Written task: Reproduce verbatim the part of the listing that opens with the line containing "table-row: aining for" and closes with the line containing "task-text-fragment: user acceptance", including both of those lines.
┌──
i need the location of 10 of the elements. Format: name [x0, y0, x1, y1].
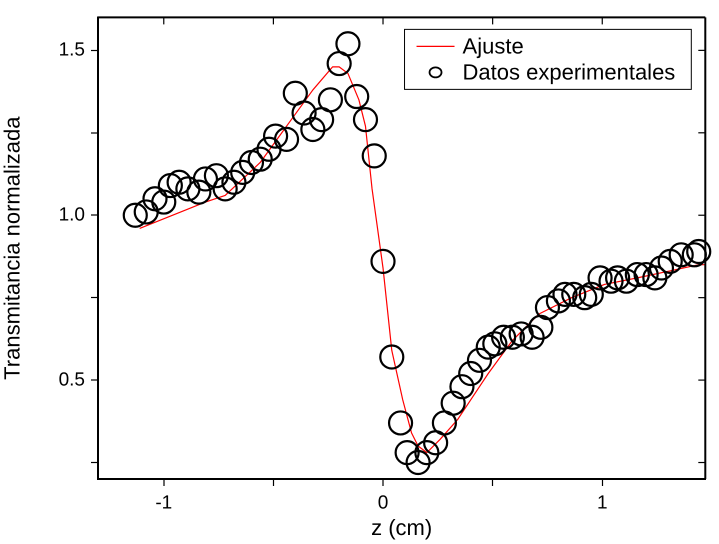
y-tick-label: 1.0	[58, 204, 85, 226]
legend-label: Ajuste	[462, 33, 524, 58]
x-tick-label: 0	[378, 492, 388, 514]
x-axis-title: z (cm)	[371, 514, 432, 540]
legend-label: Datos experimentales	[462, 59, 676, 84]
y-tick-label: 1.5	[58, 40, 85, 61]
x-tick-label: -1	[155, 492, 172, 514]
x-tick-label: 1	[596, 492, 608, 514]
y-tick-label: 0.5	[58, 369, 85, 390]
y-axis-title: Transmitancia normalizada	[0, 116, 24, 380]
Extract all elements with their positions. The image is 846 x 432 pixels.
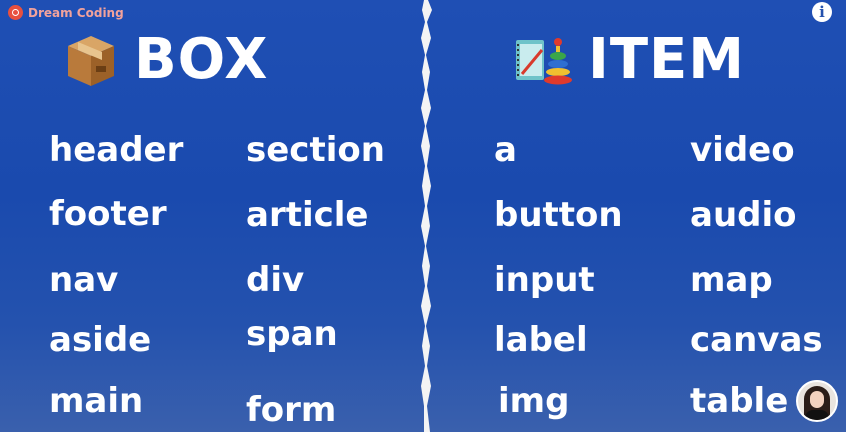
item-heading: ITEM (512, 28, 745, 92)
channel-brand: Dream Coding (8, 5, 124, 20)
item-word-audio: audio (690, 195, 797, 235)
box-word-header: header (49, 130, 184, 170)
presenter-avatar (796, 380, 838, 422)
box-word-aside: aside (49, 320, 152, 360)
item-word-a: a (494, 130, 517, 170)
box-word-span: span (246, 314, 338, 354)
item-word-table: table (690, 381, 789, 421)
box-word-article: article (246, 195, 369, 235)
box-word-section: section (246, 130, 385, 170)
box-word-main: main (49, 381, 144, 421)
brand-logo-icon (8, 5, 23, 20)
item-title: ITEM (588, 27, 746, 92)
box-heading: BOX (62, 28, 268, 92)
item-word-video: video (690, 130, 795, 170)
box-word-footer: footer (49, 194, 167, 234)
torn-divider (421, 0, 432, 432)
info-button[interactable]: i (812, 2, 832, 22)
item-word-input: input (494, 260, 595, 300)
item-word-img: img (498, 381, 570, 421)
box-word-div: div (246, 260, 305, 300)
item-word-map: map (690, 260, 773, 300)
box-word-form: form (246, 390, 337, 430)
brand-name: Dream Coding (28, 5, 124, 20)
box-word-nav: nav (49, 260, 119, 300)
box-title: BOX (134, 27, 269, 92)
item-word-label: label (494, 320, 588, 360)
item-word-button: button (494, 195, 623, 235)
cardboard-box-icon (68, 36, 114, 86)
item-word-canvas: canvas (690, 320, 823, 360)
notebook-and-toy-icon (516, 38, 572, 85)
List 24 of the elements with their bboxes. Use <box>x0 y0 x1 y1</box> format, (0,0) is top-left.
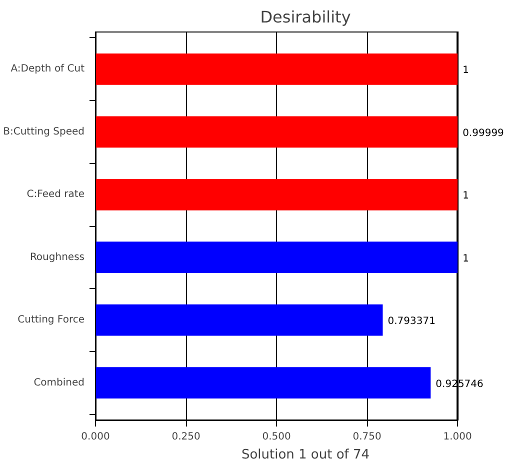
data-label: 0.793371 <box>388 316 436 328</box>
data-label: 1 <box>462 65 469 76</box>
data-label: 1 <box>462 190 469 202</box>
bar <box>96 304 383 336</box>
y-tick-label: C:Feed rate <box>26 189 85 200</box>
y-tick-label: Combined <box>34 377 85 388</box>
y-tick-label: Roughness <box>30 252 85 263</box>
x-tick-label: 0.000 <box>81 432 110 442</box>
chart-title: Desirability <box>260 8 351 26</box>
data-label: 1 <box>462 253 469 264</box>
y-tick-label: B:Cutting Speed <box>3 126 85 138</box>
bar <box>96 178 458 210</box>
x-tick-label: 1.000 <box>443 432 472 442</box>
y-tick-label: A:Depth of Cut <box>10 64 85 75</box>
bar <box>96 242 458 274</box>
x-axis-title: Solution 1 out of 74 <box>241 448 370 462</box>
y-tick-label: Cutting Force <box>18 314 85 326</box>
data-label: 0.99999 <box>462 128 504 139</box>
x-tick-label: 0.500 <box>262 432 291 442</box>
bar <box>96 367 431 399</box>
x-tick-label: 0.250 <box>172 432 200 442</box>
x-tick-label: 0.750 <box>352 432 382 442</box>
bar <box>96 53 458 85</box>
bar <box>96 116 458 148</box>
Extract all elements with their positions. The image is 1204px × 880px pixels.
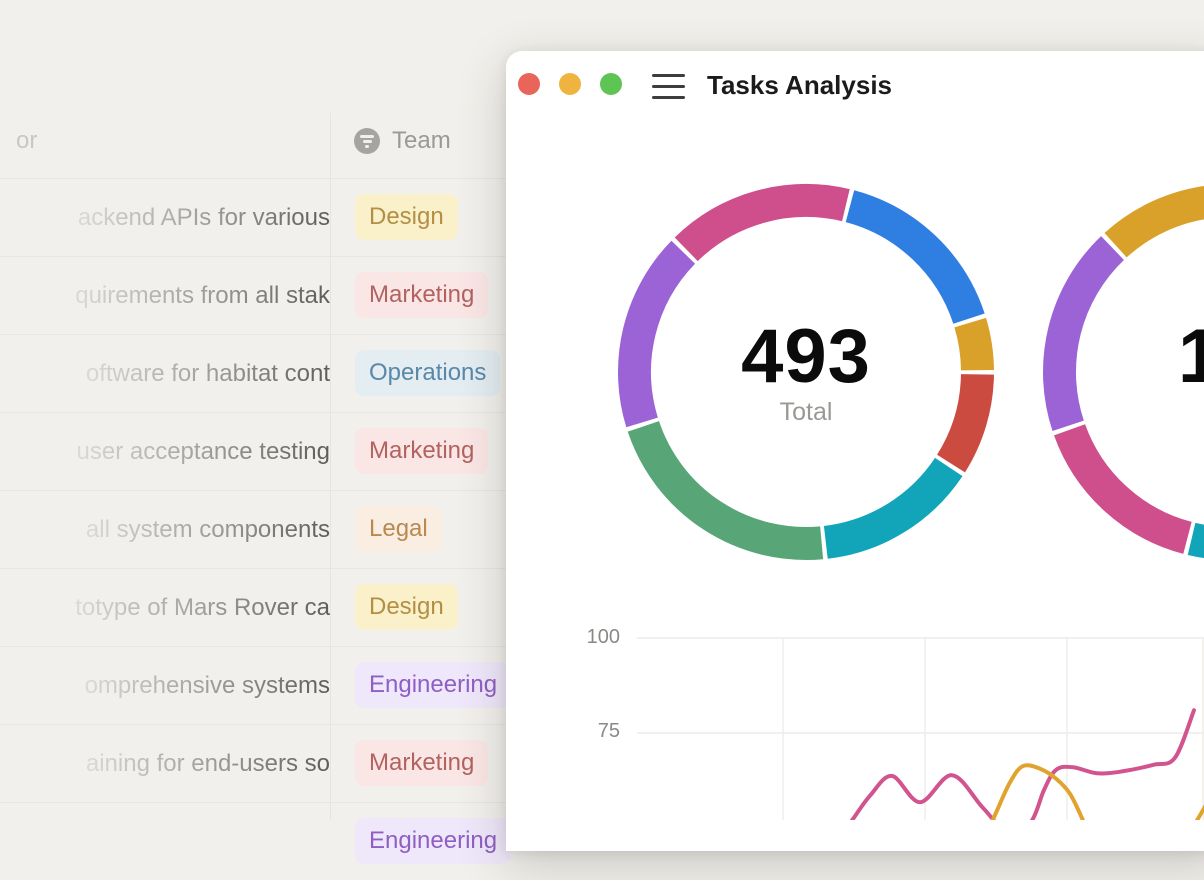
table-row: aining for end-users so Marketing — [0, 724, 640, 802]
table-row: ackend APIs for various Design — [0, 178, 640, 256]
y-axis-tick-75: 75 — [597, 720, 620, 742]
donut-secondary-value: 1 — [1178, 314, 1204, 399]
team-header-label: Team — [392, 127, 451, 154]
table-row: user acceptance testing Marketing — [0, 412, 640, 490]
background-task-table: or Team ackend APIs for various Design qui… — [0, 0, 640, 864]
table-row: omprehensive systems Engineering — [0, 646, 640, 724]
task-text-fragment: totype of Mars Rover ca — [75, 594, 330, 621]
table-row: oftware for habitat cont Operations — [0, 334, 640, 412]
window-title: Tasks Analysis — [707, 70, 892, 100]
task-text-fragment: user acceptance testing — [76, 438, 331, 465]
table-row: all system components Legal — [0, 490, 640, 568]
hamburger-menu-icon[interactable] — [652, 72, 685, 102]
team-tag: Design — [355, 584, 458, 630]
background-table-rows: ackend APIs for various Design quirements … — [0, 178, 640, 880]
team-tag: Design — [355, 194, 458, 240]
team-tag: Engineering — [355, 818, 512, 864]
line-chart — [637, 637, 1204, 820]
task-text-fragment: quirements from all stak — [75, 282, 330, 309]
task-text-fragment: all system components — [85, 516, 330, 543]
team-tag: Marketing — [355, 272, 489, 318]
traffic-light-minimize-button[interactable] — [559, 73, 581, 95]
column-divider — [330, 113, 331, 820]
table-row: quirements from all stak Marketing — [0, 256, 640, 334]
team-tag: Engineering — [355, 662, 512, 708]
donut-chart-secondary — [1043, 186, 1204, 558]
team-filter-icon — [354, 128, 380, 154]
team-tag: Operations — [355, 350, 501, 396]
task-text-fragment: ackend APIs for various — [77, 204, 330, 231]
traffic-light-close-button[interactable] — [518, 73, 540, 95]
column-header-team: Team — [354, 126, 451, 156]
donut-total-label: Total — [779, 398, 833, 426]
task-text-fragment: oftware for habitat cont — [85, 360, 330, 387]
donut-total-value: 493 — [741, 314, 871, 399]
table-row: totype of Mars Rover ca Design — [0, 568, 640, 646]
task-text-fragment: aining for end-users so — [85, 750, 330, 777]
team-tag: Marketing — [355, 740, 489, 786]
donut-chart-total — [618, 184, 994, 560]
task-text-fragment: omprehensive systems — [84, 672, 330, 699]
column-header-fragment: or — [16, 127, 38, 154]
team-tag: Legal — [355, 506, 442, 552]
team-tag: Marketing — [355, 428, 489, 474]
y-axis-tick-100: 100 — [586, 626, 620, 648]
tasks-analysis-window: Tasks Analysis 493 Total 1 100 75 — [506, 51, 1204, 851]
traffic-light-zoom-button[interactable] — [600, 73, 622, 95]
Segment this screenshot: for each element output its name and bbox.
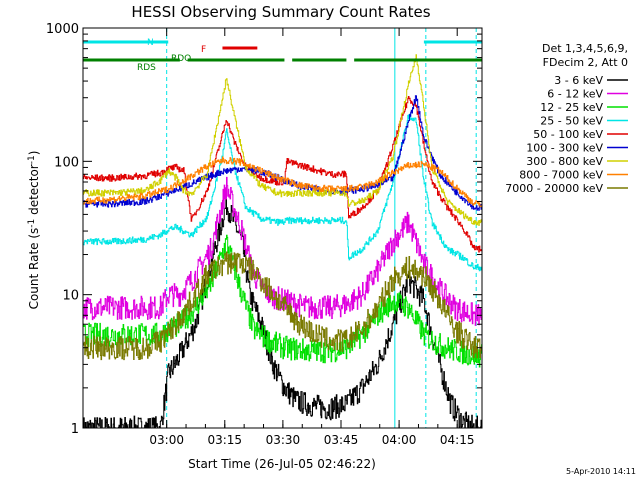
legend-label: 100 - 300 keV bbox=[526, 142, 603, 155]
legend: Det 1,3,4,5,6,9, FDecim 2, Att 0 3 - 6 k… bbox=[505, 42, 628, 195]
flag-label-rds: RDS bbox=[137, 63, 156, 73]
x-tick-label: 04:00 bbox=[382, 433, 417, 447]
legend-label: 300 - 800 keV bbox=[526, 155, 603, 168]
legend-label: 6 - 12 keV bbox=[547, 88, 603, 101]
y-tick-label: 10 bbox=[62, 289, 79, 304]
flag-label-f: F bbox=[201, 45, 206, 55]
series-line-9 bbox=[83, 251, 482, 361]
y-axis-label: Count Rate (s-1 detector-1) bbox=[27, 151, 41, 310]
timestamp: 5-Apr-2010 14:11 bbox=[566, 467, 636, 476]
chart-title: HESSI Observing Summary Count Rates bbox=[131, 3, 430, 21]
series-line-8 bbox=[83, 156, 483, 208]
legend-label: 50 - 100 keV bbox=[533, 128, 603, 141]
legend-header-line-2: FDecim 2, Att 0 bbox=[543, 56, 628, 69]
x-tick-label: 03:30 bbox=[266, 433, 301, 447]
series-layer bbox=[83, 28, 483, 429]
legend-label: 7000 - 20000 keV bbox=[505, 182, 603, 195]
series-line-5 bbox=[83, 96, 483, 253]
series-line-2 bbox=[83, 176, 483, 326]
y-tick-label: 1 bbox=[71, 422, 79, 437]
series-line-1 bbox=[83, 193, 483, 429]
x-axis-label: Start Time (26-Jul-05 02:46:22) bbox=[188, 457, 376, 471]
flag-label-n: N bbox=[147, 38, 154, 48]
series-line-3 bbox=[83, 234, 483, 368]
flag-label-rdo: RDO bbox=[171, 54, 191, 64]
axis-layer: 03:00 03:15 03:30 03:45 04:00 04:15 1 10 100 1000 bbox=[46, 22, 482, 447]
x-tick-label: 03:15 bbox=[207, 433, 242, 447]
legend-label: 800 - 7000 keV bbox=[519, 169, 603, 182]
series-line-4 bbox=[83, 113, 483, 272]
flag-layer: N F RDO RDS bbox=[83, 38, 482, 73]
legend-label: 25 - 50 keV bbox=[540, 115, 603, 128]
plot-frame bbox=[82, 27, 483, 429]
x-tick-label: 03:00 bbox=[149, 433, 184, 447]
x-tick-label: 03:45 bbox=[324, 433, 359, 447]
legend-label: 12 - 25 keV bbox=[540, 101, 603, 114]
legend-label: 3 - 6 keV bbox=[554, 74, 603, 87]
y-tick-label: 100 bbox=[54, 155, 79, 170]
legend-header-line-1: Det 1,3,4,5,6,9, bbox=[542, 42, 628, 55]
x-tick-label: 04:15 bbox=[440, 433, 475, 447]
y-tick-label: 1000 bbox=[46, 22, 79, 37]
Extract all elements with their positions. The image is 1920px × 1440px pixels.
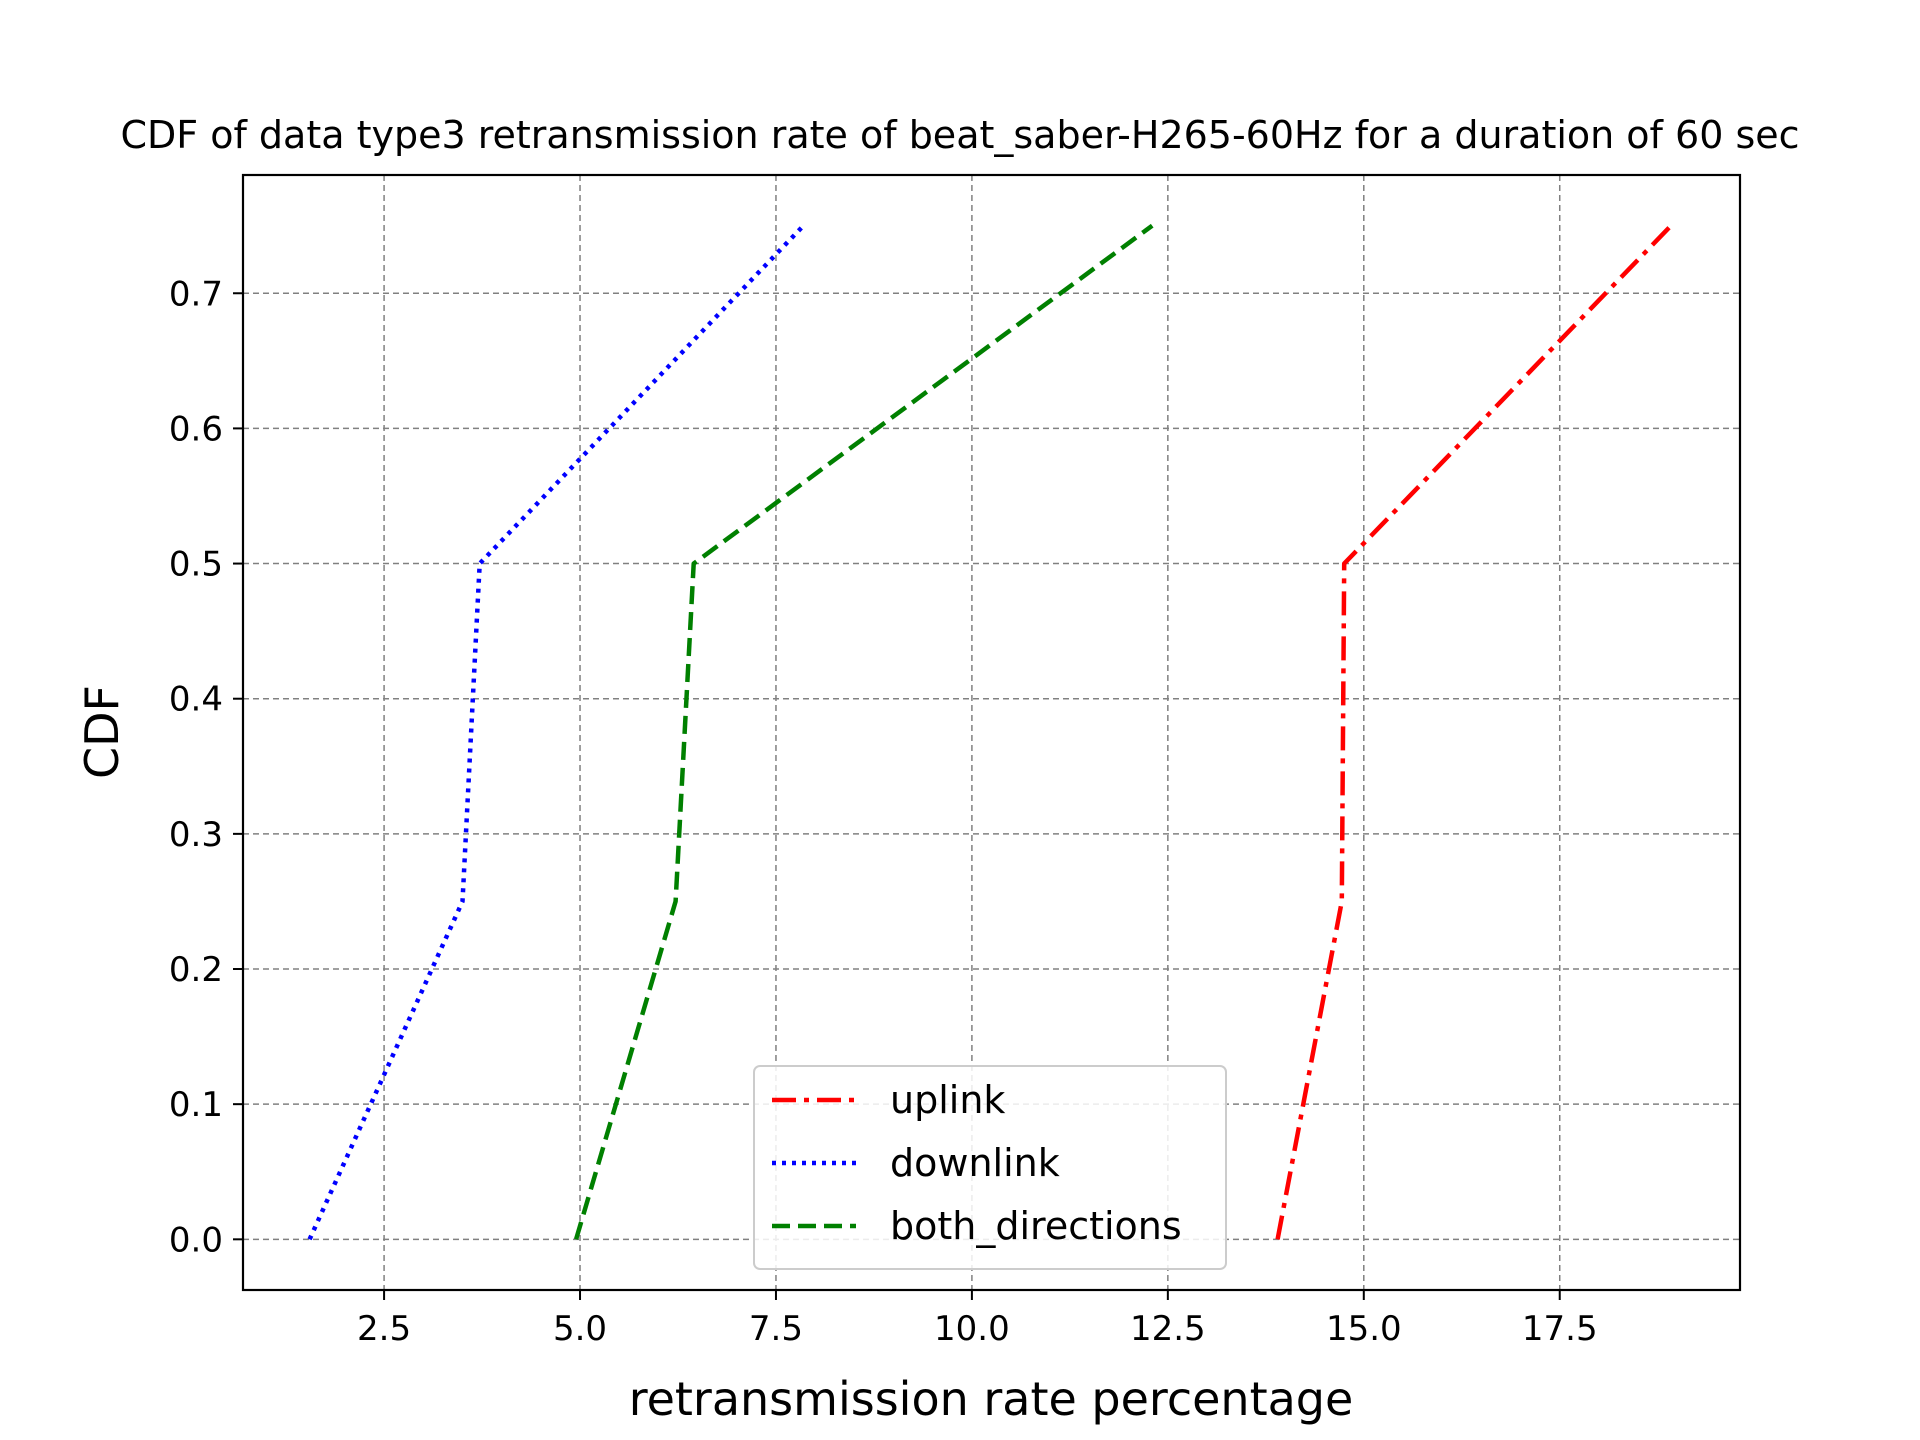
└──
Answer to the problem:
table-row: aining for end-users so Marketing — [0, 724, 640, 802]
table-row: ackend APIs for various Design — [0, 178, 640, 256]
y-axis-tick-75: 75 — [597, 720, 620, 742]
donut-secondary-value: 1 — [1178, 314, 1204, 399]
team-header-label: Team — [392, 127, 451, 154]
table-row: user acceptance testing Marketing — [0, 412, 640, 490]
background-task-table: or Team ackend APIs for various Design qui… — [0, 0, 640, 864]
table-row: omprehensive systems Engineering — [0, 646, 640, 724]
task-text-fragment: totype of Mars Rover ca — [75, 594, 330, 621]
table-row: oftware for habitat cont Operations — [0, 334, 640, 412]
window-title: Tasks Analysis — [707, 70, 892, 100]
task-text-fragment: user acceptance testing — [76, 438, 331, 465]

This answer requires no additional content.